[Collected data]
──────────────────────────────

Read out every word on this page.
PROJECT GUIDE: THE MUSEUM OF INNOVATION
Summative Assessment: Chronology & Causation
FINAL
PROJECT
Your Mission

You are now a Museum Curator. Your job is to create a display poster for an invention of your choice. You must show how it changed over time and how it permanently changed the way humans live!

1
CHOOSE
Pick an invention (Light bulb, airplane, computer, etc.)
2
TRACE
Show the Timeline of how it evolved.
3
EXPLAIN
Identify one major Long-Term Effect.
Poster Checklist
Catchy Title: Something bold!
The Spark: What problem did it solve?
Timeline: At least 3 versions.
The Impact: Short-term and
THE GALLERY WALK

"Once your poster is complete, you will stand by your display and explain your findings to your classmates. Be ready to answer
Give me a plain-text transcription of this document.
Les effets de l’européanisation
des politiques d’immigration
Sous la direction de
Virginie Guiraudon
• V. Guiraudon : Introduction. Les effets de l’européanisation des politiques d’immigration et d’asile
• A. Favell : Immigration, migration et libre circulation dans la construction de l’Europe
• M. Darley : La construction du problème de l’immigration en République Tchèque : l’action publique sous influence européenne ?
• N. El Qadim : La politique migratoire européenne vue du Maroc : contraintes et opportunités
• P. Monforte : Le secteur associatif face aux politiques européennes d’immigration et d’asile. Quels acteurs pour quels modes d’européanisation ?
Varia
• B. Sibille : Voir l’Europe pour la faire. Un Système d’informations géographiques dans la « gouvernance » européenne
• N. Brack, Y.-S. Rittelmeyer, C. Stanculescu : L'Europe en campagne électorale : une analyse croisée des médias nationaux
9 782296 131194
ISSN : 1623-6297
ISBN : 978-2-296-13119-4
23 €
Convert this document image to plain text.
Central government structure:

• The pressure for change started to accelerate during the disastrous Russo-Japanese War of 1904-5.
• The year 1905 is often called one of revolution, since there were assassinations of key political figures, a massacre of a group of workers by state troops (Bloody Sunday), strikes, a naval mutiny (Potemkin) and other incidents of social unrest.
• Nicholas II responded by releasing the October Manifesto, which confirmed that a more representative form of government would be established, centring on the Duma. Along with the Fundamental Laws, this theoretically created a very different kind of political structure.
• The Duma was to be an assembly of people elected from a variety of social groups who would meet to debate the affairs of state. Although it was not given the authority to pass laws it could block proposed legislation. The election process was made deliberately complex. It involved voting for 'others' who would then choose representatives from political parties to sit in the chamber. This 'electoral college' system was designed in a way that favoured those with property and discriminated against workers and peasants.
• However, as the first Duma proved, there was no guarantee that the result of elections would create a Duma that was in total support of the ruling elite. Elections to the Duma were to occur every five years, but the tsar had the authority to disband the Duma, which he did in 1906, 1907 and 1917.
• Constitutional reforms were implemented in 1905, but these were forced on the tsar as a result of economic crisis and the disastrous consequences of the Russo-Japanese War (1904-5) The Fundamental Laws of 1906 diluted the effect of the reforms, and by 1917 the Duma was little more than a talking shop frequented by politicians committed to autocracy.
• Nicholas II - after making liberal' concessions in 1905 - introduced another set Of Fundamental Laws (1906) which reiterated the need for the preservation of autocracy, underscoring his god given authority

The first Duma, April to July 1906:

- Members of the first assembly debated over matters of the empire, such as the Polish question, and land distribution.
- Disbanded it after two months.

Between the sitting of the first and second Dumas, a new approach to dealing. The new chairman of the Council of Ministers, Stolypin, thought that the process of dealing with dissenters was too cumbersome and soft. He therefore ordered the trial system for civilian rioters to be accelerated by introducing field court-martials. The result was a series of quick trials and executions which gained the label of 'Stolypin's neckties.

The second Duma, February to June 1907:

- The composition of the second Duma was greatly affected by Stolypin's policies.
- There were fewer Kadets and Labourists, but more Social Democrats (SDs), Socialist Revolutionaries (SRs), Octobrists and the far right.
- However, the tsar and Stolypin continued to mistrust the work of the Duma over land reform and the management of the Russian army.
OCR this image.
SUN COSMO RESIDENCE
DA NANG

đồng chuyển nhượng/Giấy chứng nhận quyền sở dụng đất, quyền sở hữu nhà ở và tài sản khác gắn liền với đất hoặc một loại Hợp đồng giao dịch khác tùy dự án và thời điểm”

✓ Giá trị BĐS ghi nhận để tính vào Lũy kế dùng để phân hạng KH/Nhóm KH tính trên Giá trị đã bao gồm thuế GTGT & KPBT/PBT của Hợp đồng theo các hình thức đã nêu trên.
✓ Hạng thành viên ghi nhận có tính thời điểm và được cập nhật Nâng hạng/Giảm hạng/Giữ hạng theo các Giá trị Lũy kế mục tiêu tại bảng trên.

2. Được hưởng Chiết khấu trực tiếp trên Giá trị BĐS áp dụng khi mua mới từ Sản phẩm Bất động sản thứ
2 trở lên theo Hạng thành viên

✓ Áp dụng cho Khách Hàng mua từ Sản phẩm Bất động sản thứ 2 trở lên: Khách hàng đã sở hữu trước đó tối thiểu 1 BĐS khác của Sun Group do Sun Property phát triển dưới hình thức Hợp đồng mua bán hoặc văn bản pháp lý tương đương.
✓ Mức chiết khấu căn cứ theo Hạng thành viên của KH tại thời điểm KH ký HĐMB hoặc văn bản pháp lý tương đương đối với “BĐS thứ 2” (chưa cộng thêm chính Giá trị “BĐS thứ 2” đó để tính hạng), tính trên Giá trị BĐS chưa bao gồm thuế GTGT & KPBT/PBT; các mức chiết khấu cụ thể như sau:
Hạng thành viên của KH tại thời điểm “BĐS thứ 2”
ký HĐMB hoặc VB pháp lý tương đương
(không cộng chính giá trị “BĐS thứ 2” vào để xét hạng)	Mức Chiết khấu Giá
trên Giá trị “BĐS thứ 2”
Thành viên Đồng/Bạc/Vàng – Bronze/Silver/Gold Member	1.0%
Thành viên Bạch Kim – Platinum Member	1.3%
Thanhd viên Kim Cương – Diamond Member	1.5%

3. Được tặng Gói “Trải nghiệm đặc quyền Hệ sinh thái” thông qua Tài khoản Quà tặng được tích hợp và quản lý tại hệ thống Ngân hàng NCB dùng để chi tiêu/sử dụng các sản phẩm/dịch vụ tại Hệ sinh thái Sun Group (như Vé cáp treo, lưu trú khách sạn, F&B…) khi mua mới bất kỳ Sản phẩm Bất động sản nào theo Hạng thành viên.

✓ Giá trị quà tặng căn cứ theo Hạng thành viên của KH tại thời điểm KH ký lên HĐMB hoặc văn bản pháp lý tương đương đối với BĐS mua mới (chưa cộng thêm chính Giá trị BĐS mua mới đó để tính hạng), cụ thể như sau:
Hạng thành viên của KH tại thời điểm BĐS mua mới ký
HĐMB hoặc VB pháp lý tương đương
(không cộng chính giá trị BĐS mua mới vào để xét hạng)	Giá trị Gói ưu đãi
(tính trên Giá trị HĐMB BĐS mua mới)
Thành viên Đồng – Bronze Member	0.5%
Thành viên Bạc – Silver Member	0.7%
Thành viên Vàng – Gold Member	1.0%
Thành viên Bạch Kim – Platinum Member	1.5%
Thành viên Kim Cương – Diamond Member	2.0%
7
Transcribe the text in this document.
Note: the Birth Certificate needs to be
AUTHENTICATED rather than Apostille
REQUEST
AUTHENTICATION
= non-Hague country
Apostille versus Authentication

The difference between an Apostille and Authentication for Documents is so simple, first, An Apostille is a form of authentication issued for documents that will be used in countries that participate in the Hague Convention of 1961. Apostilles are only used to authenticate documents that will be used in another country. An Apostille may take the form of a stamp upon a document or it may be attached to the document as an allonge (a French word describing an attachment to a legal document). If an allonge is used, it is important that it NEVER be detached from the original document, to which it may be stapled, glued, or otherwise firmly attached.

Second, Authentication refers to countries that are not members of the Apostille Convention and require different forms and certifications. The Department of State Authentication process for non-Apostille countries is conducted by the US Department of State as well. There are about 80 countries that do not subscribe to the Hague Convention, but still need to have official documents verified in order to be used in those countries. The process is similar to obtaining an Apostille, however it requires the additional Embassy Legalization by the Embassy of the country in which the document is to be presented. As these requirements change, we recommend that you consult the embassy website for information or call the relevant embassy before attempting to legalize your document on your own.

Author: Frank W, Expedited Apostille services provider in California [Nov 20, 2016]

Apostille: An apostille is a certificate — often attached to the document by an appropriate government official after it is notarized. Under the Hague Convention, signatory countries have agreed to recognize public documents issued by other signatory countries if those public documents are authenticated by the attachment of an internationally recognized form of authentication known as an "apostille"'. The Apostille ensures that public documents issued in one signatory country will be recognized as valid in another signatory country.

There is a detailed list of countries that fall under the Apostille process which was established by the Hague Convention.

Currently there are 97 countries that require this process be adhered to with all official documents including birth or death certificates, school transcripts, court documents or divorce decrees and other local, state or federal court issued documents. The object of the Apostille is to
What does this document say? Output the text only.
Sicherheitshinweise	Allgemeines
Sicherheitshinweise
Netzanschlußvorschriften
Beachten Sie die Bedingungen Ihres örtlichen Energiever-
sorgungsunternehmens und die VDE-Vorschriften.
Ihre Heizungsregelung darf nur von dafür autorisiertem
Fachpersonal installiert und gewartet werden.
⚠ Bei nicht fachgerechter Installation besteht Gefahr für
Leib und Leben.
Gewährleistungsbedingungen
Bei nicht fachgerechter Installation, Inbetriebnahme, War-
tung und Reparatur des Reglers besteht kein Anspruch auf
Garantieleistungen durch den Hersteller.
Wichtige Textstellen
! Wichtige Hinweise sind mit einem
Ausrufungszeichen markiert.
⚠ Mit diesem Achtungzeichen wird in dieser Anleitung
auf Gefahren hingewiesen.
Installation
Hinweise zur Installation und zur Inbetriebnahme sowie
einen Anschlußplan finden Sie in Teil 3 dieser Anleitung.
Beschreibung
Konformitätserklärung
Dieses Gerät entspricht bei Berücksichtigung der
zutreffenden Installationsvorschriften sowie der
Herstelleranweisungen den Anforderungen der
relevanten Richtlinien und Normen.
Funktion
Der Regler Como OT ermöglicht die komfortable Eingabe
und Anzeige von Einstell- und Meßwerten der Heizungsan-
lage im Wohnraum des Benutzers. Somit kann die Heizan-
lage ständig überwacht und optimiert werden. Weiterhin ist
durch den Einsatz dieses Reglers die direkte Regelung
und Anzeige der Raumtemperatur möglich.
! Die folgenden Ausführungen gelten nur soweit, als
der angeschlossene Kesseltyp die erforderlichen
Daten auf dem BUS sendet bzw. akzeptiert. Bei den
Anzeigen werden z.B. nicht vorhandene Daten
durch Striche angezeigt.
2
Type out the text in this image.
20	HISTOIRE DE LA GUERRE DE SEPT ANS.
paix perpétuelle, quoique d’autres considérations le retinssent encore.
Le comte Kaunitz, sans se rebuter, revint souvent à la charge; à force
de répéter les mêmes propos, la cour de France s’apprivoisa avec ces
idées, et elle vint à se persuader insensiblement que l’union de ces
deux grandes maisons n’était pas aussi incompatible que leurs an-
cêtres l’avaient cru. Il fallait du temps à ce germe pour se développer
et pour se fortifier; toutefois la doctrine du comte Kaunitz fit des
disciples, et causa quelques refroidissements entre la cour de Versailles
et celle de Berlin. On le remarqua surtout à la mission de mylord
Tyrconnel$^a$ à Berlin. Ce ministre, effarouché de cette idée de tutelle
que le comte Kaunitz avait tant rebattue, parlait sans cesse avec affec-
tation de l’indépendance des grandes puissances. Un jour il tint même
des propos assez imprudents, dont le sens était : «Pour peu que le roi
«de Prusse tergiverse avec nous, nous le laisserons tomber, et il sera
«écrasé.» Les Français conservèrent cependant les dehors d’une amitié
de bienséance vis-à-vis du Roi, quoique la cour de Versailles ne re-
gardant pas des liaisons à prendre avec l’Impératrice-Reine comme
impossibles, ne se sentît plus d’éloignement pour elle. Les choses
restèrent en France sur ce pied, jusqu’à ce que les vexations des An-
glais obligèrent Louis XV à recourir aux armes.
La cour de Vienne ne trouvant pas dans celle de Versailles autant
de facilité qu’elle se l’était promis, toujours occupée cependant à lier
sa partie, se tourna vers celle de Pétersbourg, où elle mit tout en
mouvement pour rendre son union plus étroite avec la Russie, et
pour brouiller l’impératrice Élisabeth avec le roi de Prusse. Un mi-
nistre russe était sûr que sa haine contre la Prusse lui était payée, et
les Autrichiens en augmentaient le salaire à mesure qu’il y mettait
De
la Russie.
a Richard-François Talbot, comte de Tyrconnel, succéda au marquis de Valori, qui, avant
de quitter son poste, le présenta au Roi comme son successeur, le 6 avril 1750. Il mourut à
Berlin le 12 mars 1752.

──────────────────────────────

> [INSTRUCTION] In the records above, locate every line with the string "structure" and copy it.

> [COMPLETE RESPONSE]
Central government structure:
• Nicholas II responded by releasing the October Manifesto, which confirmed that a more representative form of government would be established, centring on the Duma. Along with the Fundamental Laws, this theoretically created a very different kind of political structure.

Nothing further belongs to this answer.